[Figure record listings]
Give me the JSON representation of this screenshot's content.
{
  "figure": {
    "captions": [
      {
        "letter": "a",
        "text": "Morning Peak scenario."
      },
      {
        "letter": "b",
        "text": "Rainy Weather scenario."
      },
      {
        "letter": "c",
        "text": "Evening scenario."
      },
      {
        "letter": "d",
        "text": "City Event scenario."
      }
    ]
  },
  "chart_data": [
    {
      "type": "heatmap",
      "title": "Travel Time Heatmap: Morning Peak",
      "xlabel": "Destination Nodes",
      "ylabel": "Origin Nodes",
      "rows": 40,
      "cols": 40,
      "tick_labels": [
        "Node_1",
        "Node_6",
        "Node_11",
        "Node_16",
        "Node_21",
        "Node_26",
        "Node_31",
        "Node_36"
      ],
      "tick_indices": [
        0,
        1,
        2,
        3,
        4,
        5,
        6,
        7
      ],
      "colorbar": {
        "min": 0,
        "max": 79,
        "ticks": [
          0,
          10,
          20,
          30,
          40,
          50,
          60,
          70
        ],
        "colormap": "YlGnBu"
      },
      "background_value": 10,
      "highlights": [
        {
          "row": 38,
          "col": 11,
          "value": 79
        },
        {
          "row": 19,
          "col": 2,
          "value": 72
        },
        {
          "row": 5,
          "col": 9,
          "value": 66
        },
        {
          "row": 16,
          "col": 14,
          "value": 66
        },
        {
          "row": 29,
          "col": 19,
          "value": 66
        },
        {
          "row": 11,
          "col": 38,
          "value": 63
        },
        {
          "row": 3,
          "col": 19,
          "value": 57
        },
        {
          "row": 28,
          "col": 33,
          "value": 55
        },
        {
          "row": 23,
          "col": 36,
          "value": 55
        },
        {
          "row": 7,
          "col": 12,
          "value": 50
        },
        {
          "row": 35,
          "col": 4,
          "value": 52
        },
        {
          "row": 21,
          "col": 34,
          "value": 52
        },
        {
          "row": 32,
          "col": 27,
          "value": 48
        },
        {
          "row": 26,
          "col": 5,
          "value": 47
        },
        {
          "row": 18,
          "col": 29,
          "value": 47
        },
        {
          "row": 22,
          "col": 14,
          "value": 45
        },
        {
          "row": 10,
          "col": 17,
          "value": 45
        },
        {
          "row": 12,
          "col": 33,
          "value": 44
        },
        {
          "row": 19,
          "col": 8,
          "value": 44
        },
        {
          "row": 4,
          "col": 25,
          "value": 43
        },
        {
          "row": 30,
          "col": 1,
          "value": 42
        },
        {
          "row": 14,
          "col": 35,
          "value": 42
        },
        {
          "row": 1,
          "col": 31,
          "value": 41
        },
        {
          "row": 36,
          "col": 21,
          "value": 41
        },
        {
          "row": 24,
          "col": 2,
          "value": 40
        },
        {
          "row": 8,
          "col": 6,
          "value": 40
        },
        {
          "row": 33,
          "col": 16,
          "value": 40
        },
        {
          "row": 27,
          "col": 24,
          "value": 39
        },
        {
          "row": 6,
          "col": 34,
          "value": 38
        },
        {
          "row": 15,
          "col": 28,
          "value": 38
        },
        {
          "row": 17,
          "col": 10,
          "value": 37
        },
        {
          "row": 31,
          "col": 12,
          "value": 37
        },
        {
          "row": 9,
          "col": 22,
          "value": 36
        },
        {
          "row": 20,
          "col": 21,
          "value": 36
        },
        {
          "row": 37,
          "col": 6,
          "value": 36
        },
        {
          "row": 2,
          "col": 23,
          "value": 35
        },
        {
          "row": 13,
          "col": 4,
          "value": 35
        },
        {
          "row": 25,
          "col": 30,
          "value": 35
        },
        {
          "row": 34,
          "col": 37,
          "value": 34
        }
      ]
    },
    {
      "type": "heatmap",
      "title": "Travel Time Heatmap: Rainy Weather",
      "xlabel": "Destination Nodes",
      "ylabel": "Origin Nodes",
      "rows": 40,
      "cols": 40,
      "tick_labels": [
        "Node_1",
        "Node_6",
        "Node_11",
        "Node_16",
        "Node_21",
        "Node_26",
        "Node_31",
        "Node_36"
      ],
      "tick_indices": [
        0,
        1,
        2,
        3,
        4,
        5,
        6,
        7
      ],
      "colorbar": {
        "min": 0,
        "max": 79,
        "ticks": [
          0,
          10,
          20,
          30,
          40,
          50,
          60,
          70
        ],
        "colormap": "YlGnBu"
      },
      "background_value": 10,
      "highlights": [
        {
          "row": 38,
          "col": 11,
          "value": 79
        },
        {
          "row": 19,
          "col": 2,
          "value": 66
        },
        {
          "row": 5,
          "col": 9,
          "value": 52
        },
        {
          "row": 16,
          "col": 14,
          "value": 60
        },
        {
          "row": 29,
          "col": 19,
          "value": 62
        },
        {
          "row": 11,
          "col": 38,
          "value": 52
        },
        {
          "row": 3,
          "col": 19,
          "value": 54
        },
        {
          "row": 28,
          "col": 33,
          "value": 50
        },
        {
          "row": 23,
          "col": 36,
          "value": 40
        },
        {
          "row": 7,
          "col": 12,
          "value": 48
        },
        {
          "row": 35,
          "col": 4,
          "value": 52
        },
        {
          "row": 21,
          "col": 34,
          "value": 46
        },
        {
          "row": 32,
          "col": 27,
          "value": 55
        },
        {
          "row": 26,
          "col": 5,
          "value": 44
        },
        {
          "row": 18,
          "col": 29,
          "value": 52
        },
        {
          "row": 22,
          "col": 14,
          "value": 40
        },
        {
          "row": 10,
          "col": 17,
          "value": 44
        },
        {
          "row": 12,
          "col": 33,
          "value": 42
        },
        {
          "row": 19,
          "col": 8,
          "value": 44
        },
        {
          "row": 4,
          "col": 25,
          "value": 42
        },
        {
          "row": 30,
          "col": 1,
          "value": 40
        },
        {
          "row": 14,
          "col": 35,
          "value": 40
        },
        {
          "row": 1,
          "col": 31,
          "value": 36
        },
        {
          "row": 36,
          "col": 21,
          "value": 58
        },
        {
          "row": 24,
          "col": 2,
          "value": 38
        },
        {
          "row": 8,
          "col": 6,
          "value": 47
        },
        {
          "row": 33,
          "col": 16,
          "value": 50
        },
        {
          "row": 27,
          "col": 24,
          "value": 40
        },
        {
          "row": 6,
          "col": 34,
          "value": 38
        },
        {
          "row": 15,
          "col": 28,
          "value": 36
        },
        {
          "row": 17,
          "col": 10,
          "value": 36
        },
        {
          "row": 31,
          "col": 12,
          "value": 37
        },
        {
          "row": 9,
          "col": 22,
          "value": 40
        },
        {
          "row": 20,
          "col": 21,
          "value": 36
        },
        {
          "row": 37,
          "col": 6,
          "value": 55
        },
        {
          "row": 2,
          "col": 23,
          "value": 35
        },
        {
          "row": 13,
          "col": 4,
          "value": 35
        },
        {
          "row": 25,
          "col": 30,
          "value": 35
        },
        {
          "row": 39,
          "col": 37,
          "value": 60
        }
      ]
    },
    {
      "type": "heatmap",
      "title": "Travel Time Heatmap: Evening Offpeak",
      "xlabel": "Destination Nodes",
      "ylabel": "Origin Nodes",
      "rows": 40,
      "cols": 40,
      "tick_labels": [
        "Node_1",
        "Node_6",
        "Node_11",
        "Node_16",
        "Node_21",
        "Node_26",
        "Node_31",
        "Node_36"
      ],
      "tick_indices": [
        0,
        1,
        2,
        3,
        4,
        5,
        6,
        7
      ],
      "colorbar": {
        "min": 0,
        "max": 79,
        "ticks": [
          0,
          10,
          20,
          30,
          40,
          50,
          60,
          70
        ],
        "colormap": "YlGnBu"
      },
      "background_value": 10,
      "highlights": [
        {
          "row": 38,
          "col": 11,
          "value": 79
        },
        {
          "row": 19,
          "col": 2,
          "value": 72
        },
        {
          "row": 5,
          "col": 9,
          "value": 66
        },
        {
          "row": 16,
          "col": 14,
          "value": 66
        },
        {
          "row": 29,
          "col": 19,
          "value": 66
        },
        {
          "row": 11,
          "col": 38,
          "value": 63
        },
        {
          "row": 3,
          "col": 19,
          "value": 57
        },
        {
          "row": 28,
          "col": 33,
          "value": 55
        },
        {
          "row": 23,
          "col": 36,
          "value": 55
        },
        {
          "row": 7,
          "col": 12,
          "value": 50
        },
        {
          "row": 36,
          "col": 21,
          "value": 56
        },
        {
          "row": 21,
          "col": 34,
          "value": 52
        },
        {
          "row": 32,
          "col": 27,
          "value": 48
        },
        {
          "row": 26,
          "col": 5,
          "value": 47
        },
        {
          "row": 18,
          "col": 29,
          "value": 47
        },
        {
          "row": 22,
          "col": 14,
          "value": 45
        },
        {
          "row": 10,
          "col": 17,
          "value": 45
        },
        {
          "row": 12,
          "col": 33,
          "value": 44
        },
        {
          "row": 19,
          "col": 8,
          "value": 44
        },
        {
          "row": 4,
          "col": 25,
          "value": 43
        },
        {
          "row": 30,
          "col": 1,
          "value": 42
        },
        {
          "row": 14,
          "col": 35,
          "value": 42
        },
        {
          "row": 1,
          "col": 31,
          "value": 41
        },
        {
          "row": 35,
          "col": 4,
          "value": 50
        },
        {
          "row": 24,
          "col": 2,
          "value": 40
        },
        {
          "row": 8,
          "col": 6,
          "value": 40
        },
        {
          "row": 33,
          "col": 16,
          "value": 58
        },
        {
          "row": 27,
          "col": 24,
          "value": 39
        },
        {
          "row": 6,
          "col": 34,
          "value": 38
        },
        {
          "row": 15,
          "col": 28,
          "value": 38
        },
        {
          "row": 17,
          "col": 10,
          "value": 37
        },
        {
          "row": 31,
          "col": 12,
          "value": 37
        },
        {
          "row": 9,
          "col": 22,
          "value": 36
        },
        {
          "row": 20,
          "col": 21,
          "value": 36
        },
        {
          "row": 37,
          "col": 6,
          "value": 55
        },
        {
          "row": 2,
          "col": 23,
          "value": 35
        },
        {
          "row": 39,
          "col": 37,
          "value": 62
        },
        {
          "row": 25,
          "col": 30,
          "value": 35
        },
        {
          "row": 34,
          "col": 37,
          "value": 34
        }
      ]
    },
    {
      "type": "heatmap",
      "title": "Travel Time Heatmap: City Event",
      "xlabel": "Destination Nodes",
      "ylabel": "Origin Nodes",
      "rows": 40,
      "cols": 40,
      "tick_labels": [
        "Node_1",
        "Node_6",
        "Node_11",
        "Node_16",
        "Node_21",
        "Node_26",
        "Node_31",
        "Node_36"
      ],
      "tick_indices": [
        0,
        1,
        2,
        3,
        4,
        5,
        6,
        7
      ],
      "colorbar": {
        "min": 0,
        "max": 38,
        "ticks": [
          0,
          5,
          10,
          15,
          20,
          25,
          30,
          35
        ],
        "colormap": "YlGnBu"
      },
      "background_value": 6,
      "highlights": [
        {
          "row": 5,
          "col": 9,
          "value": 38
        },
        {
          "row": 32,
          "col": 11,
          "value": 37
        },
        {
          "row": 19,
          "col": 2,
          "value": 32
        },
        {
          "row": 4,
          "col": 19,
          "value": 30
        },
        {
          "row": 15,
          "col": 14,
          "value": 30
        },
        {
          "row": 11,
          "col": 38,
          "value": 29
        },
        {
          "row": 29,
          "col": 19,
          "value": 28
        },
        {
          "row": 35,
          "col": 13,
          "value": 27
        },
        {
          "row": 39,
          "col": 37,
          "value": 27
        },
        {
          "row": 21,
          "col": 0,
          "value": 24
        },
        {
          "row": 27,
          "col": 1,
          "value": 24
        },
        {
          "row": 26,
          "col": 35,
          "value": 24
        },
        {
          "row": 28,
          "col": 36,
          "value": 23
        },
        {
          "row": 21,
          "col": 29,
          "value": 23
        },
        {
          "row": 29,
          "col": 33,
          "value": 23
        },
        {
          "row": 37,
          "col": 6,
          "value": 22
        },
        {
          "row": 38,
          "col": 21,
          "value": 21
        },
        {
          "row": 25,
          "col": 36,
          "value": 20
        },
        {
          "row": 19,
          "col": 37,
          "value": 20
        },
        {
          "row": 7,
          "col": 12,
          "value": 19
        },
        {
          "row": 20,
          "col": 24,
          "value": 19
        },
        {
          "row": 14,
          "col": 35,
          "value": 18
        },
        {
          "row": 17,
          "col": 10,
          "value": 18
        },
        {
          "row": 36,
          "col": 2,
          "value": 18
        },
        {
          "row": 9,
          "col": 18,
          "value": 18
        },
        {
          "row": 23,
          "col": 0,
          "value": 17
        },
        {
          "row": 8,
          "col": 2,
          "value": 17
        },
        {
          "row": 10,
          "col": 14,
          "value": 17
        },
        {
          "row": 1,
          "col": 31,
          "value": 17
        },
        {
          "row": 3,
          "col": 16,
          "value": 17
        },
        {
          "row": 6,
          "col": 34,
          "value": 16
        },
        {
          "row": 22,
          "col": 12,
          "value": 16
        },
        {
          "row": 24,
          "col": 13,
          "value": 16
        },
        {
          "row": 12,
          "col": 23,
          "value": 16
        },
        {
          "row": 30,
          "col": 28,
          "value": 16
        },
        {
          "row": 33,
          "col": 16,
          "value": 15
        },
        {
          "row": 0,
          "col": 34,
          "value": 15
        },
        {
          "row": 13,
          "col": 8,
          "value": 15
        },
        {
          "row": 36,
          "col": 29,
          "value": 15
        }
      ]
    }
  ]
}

The request -> Find the lines above that include the string "City" and copy them.

Written response ->
        "text": "City Event scenario."
      "title": "Travel Time Heatmap: City Event",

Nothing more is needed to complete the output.